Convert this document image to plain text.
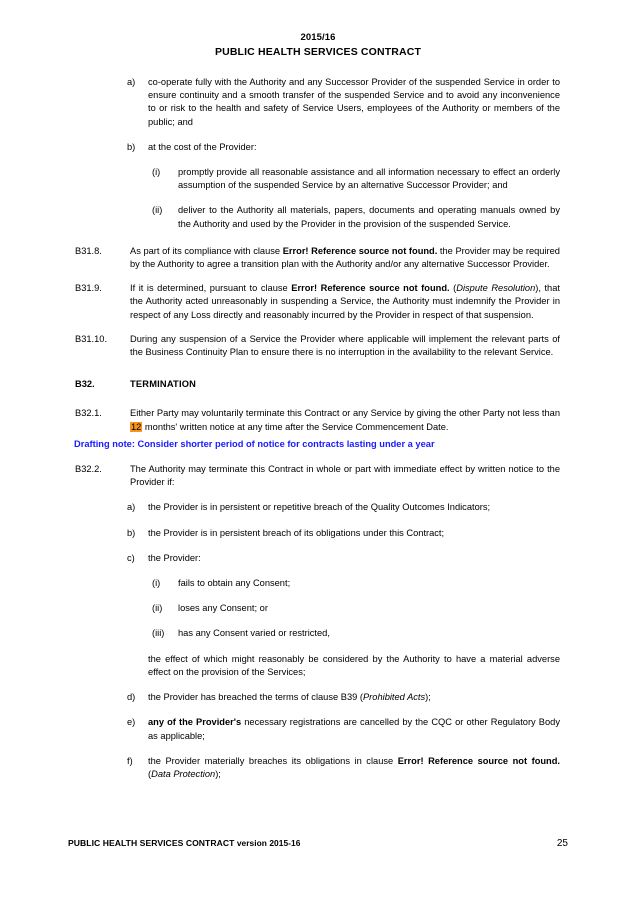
2015/16
PUBLIC HEALTH SERVICES CONTRACT
a)	co-operate fully with the Authority and any Successor Provider of the suspended Service in order to ensure continuity and a smooth transfer of the suspended Service and to avoid any inconvenience to or risk to the health and safety of Service Users, employees of the Authority or members of the public; and
b)	at the cost of the Provider:
(i)	promptly provide all reasonable assistance and all information necessary to effect an orderly assumption of the suspended Service by an alternative Successor Provider; and
(ii)	deliver to the Authority all materials, papers, documents and operating manuals owned by the Authority and used by the Provider in the provision of the suspended Service.
B31.8.	As part of its compliance with clause Error! Reference source not found. the Provider may be required by the Authority to agree a transition plan with the Authority and/or any alternative Successor Provider.
B31.9.	If it is determined, pursuant to clause Error! Reference source not found. (Dispute Resolution), that the Authority acted unreasonably in suspending a Service, the Authority must indemnify the Provider in respect of any Loss directly and reasonably incurred by the Provider in respect of that suspension.
B31.10.	During any suspension of a Service the Provider where applicable will implement the relevant parts of the Business Continuity Plan to ensure there is no interruption in the availability to the relevant Service.
B32.	TERMINATION
B32.1.	Either Party may voluntarily terminate this Contract or any Service by giving the other Party not less than 12 months' written notice at any time after the Service Commencement Date.
Drafting note: Consider shorter period of notice for contracts lasting under a year
B32.2.	The Authority may terminate this Contract in whole or part with immediate effect by written notice to the Provider if:
a)	the Provider is in persistent or repetitive breach of the Quality Outcomes Indicators;
b)	the Provider is in persistent breach of its obligations under this Contract;
c)	the Provider:
(i)	fails to obtain any Consent;
(ii)	loses any Consent; or
(iii)	has any Consent varied or restricted,
the effect of which might reasonably be considered by the Authority to have a material adverse effect on the provision of the Services;
d)	the Provider has breached the terms of clause B39 (Prohibited Acts);
e)	any of the Provider's necessary registrations are cancelled by the CQC or other Regulatory Body as applicable;
f)	the Provider materially breaches its obligations in clause Error! Reference source not found. (Data Protection);
PUBLIC HEALTH SERVICES CONTRACT version 2015-16	25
☆ ☆ ☆
• STATED EXERCISE: Repeat everything in the records precisely. Images are excluded from the copy.

• TASK ANSWER:
Convert this document image to plain text.
2015/16
PUBLIC HEALTH SERVICES CONTRACT
a)	co-operate fully with the Authority and any Successor Provider of the suspended Service in order to ensure continuity and a smooth transfer of the suspended Service and to avoid any inconvenience to or risk to the health and safety of Service Users, employees of the Authority or members of the public; and
b)	at the cost of the Provider:
(i)	promptly provide all reasonable assistance and all information necessary to effect an orderly assumption of the suspended Service by an alternative Successor Provider; and
(ii)	deliver to the Authority all materials, papers, documents and operating manuals owned by the Authority and used by the Provider in the provision of the suspended Service.
B31.8.	As part of its compliance with clause Error! Reference source not found. the Provider may be required by the Authority to agree a transition plan with the Authority and/or any alternative Successor Provider.
B31.9.	If it is determined, pursuant to clause Error! Reference source not found. (Dispute Resolution), that the Authority acted unreasonably in suspending a Service, the Authority must indemnify the Provider in respect of any Loss directly and reasonably incurred by the Provider in respect of that suspension.
B31.10.	During any suspension of a Service the Provider where applicable will implement the relevant parts of the Business Continuity Plan to ensure there is no interruption in the availability to the relevant Service.
B32.	TERMINATION
B32.1.	Either Party may voluntarily terminate this Contract or any Service by giving the other Party not less than 12 months' written notice at any time after the Service Commencement Date.
Drafting note: Consider shorter period of notice for contracts lasting under a year
B32.2.	The Authority may terminate this Contract in whole or part with immediate effect by written notice to the Provider if:
a)	the Provider is in persistent or repetitive breach of the Quality Outcomes Indicators;
b)	the Provider is in persistent breach of its obligations under this Contract;
c)	the Provider:
(i)	fails to obtain any Consent;
(ii)	loses any Consent; or
(iii)	has any Consent varied or restricted,
the effect of which might reasonably be considered by the Authority to have a material adverse effect on the provision of the Services;
d)	the Provider has breached the terms of clause B39 (Prohibited Acts);
e)	any of the Provider's necessary registrations are cancelled by the CQC or other Regulatory Body as applicable;
f)	the Provider materially breaches its obligations in clause Error! Reference source not found. (Data Protection);
PUBLIC HEALTH SERVICES CONTRACT version 2015-16	25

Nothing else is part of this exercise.